## start Material provided

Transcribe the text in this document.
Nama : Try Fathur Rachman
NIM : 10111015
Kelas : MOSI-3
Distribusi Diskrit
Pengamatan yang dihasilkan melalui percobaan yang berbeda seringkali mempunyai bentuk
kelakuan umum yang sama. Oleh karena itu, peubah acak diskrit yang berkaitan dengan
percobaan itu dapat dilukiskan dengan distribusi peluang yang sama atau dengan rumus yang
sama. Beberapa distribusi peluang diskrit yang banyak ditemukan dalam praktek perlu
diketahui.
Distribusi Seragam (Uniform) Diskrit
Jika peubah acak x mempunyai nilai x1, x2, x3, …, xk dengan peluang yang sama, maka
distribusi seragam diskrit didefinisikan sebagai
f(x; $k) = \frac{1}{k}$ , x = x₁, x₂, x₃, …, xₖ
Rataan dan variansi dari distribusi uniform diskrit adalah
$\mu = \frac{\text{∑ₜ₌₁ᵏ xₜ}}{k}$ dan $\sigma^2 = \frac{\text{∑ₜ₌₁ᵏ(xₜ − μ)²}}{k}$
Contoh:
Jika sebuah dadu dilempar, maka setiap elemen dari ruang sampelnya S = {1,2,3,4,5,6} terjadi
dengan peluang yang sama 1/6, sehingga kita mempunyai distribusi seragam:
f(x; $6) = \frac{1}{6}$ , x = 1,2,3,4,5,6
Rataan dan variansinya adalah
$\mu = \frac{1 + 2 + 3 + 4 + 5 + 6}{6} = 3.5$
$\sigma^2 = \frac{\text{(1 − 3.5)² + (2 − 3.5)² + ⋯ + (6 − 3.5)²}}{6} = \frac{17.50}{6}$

## end Material provided

Short exercise: Take every line that includes the string "frac" and copy it.

Response to this exercise:
f(x; $k) = \frac{1}{k}$ , x = x₁, x₂, x₃, …, xₖ
$\mu = \frac{\text{∑ₜ₌₁ᵏ xₜ}}{k}$ dan $\sigma^2 = \frac{\text{∑ₜ₌₁ᵏ(xₜ − μ)²}}{k}$
f(x; $6) = \frac{1}{6}$ , x = 1,2,3,4,5,6
$\mu = \frac{1 + 2 + 3 + 4 + 5 + 6}{6} = 3.5$
$\sigma^2 = \frac{\text{(1 − 3.5)² + (2 − 3.5)² + ⋯ + (6 − 3.5)²}}{6} = \frac{17.50}{6}$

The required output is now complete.